= EXERCISE PROMPT =
Below are records. Count every line containing the word "Rainfall" and give the number alone.

(Extracts from a graphics dataset)
--- begin ---

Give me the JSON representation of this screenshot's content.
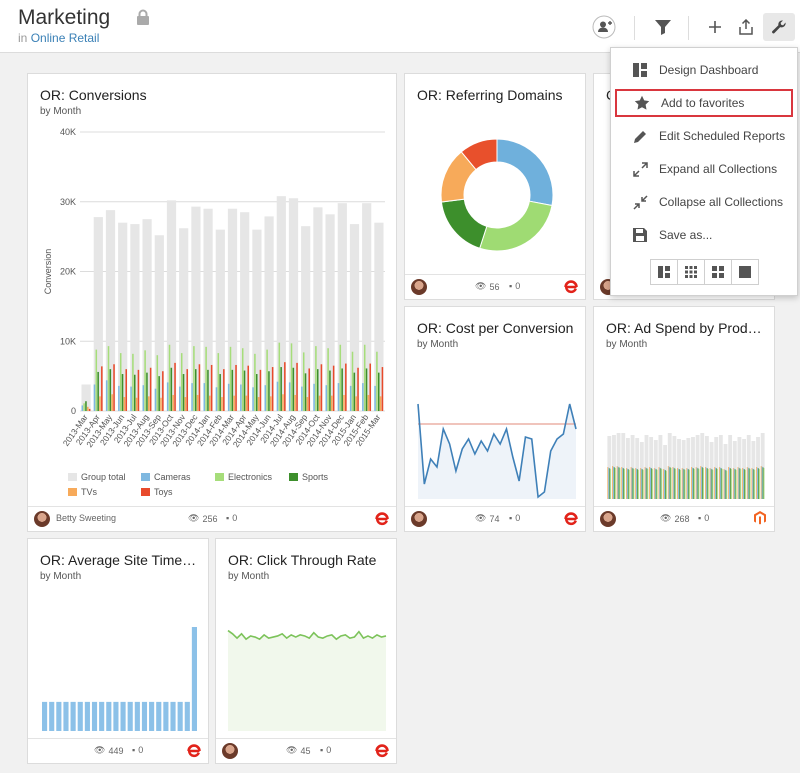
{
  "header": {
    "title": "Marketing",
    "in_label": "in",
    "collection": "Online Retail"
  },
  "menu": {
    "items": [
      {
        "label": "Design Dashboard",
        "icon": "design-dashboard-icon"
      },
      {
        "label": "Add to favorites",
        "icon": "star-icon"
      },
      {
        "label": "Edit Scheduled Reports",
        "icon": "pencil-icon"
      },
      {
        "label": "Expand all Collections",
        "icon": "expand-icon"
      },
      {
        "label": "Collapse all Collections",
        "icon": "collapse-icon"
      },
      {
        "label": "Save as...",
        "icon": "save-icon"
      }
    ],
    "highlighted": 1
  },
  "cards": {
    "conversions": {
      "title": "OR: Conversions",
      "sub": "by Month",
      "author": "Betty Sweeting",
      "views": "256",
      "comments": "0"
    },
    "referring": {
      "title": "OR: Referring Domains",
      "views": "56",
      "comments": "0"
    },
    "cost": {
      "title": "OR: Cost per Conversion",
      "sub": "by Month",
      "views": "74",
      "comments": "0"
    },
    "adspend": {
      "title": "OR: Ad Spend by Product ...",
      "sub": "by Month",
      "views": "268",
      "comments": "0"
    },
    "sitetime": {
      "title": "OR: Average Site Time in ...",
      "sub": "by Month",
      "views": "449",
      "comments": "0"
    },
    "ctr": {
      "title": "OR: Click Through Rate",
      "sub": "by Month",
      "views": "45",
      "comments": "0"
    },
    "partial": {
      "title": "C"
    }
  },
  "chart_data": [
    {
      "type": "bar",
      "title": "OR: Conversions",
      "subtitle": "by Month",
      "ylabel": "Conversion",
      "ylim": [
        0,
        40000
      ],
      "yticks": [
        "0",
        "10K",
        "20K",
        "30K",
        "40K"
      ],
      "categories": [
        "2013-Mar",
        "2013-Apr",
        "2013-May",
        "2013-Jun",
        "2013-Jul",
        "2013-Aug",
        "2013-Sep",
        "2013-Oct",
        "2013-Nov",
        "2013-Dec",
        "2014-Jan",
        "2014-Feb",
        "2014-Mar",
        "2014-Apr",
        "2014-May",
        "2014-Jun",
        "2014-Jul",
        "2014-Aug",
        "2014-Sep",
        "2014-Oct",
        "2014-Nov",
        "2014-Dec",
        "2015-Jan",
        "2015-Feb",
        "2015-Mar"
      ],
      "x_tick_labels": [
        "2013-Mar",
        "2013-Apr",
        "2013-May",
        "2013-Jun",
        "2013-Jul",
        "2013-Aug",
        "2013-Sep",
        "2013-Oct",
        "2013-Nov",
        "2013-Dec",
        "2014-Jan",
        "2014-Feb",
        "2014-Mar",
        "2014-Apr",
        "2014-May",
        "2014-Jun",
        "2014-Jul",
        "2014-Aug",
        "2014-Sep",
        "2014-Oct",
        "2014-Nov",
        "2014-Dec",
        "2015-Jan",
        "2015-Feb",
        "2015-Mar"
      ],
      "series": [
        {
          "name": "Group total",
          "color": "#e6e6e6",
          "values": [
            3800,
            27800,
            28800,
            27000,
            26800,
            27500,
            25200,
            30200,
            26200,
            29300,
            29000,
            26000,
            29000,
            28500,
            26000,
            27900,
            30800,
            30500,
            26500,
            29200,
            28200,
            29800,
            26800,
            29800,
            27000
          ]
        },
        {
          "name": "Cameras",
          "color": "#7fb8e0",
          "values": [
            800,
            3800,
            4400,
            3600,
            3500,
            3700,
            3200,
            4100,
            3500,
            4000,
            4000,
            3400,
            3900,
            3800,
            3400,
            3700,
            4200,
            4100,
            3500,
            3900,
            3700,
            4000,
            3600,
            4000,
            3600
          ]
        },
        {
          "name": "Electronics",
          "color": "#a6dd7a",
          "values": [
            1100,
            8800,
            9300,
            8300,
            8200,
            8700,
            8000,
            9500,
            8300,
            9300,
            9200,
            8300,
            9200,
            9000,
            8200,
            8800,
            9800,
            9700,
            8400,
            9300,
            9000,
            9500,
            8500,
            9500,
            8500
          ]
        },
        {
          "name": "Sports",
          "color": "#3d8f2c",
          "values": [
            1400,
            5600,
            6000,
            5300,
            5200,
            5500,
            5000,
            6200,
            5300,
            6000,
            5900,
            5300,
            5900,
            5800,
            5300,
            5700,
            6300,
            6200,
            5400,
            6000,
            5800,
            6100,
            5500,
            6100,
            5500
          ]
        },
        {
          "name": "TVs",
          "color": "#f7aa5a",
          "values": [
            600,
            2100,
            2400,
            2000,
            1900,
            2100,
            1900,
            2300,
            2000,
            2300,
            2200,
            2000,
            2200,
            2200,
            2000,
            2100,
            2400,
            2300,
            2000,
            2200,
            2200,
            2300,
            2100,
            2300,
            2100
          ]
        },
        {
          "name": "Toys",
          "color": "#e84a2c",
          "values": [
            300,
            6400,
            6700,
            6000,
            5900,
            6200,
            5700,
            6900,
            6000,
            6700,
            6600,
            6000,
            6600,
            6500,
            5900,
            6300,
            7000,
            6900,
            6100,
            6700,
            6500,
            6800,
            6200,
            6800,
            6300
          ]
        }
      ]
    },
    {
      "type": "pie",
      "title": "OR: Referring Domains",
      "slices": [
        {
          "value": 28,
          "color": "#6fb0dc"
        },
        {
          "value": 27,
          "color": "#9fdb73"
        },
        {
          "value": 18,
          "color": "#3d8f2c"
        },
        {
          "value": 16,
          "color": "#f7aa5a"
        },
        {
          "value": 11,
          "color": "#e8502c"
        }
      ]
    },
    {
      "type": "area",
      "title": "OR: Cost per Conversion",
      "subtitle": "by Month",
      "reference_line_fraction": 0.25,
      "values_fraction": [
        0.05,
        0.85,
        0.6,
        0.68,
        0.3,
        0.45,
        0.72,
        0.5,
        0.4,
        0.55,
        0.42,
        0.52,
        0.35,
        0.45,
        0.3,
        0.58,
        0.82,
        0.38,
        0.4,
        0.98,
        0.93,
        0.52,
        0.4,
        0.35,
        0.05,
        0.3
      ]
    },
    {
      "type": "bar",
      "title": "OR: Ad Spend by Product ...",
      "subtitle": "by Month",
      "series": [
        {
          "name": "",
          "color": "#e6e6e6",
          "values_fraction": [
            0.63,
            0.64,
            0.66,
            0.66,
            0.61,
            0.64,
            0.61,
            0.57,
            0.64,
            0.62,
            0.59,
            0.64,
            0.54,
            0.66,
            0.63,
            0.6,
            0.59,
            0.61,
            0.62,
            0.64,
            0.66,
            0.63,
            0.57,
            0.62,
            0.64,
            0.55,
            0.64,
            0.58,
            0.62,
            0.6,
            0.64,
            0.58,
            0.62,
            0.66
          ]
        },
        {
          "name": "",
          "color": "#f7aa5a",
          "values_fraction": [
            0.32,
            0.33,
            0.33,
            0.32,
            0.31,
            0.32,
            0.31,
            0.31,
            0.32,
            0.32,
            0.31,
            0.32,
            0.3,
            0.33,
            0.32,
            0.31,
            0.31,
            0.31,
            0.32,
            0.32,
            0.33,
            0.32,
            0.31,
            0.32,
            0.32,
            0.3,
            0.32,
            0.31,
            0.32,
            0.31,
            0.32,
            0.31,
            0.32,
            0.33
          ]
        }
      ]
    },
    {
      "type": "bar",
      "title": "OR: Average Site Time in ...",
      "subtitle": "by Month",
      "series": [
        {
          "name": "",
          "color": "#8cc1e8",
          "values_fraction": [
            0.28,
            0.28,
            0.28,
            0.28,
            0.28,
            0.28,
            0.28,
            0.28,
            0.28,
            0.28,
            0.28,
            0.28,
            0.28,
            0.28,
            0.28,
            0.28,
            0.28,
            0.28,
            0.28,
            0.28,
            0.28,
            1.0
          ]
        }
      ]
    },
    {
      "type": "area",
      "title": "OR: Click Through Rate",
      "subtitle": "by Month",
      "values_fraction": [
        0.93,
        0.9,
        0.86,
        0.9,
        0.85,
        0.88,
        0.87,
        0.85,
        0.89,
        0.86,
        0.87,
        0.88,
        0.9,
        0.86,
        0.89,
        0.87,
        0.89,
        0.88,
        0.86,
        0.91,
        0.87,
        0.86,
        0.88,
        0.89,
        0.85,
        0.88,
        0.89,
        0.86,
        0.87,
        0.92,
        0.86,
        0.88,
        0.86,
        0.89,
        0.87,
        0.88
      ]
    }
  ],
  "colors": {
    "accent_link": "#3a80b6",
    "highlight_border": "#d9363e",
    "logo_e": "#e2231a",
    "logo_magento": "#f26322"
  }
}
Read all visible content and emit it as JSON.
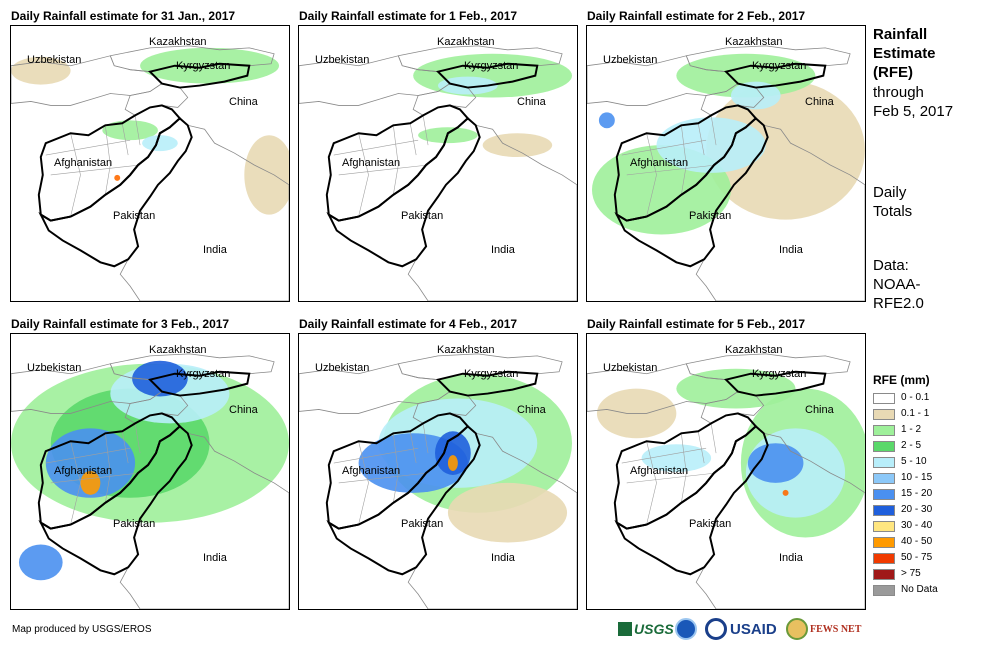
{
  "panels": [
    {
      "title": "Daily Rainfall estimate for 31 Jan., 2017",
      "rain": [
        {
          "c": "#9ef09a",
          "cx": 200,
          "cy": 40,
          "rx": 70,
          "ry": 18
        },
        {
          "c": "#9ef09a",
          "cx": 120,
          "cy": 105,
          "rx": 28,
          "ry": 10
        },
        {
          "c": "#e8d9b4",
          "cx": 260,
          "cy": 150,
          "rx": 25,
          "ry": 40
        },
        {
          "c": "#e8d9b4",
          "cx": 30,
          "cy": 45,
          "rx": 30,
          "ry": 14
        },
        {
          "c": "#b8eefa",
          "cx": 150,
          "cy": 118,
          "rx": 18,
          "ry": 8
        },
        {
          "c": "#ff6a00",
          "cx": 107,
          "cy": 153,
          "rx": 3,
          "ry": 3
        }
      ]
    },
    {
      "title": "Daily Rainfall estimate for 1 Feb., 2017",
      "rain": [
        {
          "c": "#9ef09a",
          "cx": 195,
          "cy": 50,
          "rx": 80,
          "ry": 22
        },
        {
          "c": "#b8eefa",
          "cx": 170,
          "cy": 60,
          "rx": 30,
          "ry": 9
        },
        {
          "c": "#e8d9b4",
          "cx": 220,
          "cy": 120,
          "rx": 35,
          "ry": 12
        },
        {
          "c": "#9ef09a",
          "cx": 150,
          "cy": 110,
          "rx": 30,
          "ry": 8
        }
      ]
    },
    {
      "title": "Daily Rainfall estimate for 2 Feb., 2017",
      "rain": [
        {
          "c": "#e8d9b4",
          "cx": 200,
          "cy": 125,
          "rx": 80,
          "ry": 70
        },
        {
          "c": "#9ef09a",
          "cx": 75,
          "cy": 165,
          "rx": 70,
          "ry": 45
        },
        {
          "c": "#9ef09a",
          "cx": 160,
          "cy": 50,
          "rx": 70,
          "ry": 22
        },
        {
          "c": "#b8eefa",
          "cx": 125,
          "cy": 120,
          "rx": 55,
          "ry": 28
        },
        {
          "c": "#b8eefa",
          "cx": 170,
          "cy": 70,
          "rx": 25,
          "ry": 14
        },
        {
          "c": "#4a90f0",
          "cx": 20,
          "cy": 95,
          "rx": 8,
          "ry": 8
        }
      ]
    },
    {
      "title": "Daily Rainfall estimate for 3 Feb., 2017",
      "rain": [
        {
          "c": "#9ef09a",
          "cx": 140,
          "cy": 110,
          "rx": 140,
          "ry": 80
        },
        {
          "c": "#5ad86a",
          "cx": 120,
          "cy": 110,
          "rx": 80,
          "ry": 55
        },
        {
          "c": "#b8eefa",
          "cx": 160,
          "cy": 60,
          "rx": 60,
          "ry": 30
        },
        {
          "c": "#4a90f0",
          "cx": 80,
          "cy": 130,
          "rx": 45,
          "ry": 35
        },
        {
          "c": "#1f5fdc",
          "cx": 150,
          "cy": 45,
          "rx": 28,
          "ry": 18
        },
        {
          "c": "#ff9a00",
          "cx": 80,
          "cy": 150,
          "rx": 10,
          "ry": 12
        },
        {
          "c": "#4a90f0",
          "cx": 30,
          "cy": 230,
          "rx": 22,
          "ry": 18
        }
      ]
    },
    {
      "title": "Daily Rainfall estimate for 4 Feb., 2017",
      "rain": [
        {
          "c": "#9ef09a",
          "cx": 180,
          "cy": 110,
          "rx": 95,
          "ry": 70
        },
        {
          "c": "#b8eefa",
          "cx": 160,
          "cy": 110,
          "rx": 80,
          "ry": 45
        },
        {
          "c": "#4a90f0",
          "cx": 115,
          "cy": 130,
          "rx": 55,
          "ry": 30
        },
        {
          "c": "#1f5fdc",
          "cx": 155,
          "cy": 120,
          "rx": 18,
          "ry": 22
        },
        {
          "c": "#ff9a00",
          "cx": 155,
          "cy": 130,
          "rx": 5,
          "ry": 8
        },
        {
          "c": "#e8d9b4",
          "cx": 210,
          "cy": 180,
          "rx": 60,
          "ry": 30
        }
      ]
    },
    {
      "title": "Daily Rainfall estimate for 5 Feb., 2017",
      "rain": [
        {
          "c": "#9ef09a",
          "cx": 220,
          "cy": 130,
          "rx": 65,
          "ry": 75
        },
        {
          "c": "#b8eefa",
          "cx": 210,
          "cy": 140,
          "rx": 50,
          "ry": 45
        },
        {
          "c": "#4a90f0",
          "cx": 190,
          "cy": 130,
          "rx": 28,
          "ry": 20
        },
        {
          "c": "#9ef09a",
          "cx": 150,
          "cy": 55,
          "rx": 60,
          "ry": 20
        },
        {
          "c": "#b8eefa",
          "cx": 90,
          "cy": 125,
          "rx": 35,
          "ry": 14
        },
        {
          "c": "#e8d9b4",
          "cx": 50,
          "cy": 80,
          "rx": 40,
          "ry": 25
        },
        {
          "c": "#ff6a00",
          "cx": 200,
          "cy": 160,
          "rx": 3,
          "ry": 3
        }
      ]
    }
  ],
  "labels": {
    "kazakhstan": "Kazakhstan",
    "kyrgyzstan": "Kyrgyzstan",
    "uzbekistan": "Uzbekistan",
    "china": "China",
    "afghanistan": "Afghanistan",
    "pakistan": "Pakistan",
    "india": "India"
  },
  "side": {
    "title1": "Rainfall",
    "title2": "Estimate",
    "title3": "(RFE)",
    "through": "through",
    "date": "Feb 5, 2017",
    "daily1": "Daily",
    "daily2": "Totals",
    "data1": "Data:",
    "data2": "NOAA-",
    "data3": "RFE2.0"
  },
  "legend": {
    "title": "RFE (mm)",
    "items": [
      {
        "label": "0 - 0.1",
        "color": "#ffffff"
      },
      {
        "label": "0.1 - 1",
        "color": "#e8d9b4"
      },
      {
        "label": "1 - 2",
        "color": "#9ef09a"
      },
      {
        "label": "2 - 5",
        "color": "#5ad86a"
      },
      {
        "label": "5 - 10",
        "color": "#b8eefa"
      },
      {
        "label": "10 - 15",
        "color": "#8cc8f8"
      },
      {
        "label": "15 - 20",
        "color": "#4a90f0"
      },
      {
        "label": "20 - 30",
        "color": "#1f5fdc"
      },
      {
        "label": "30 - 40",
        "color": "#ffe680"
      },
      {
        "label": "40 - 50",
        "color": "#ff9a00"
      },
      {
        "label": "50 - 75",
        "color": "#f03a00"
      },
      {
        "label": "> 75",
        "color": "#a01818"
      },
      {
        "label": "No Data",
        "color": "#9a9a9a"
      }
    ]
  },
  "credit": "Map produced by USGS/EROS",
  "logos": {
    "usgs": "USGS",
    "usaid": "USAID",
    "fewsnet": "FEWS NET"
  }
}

--- end ---

= RESULT FOR THIS TASK =
7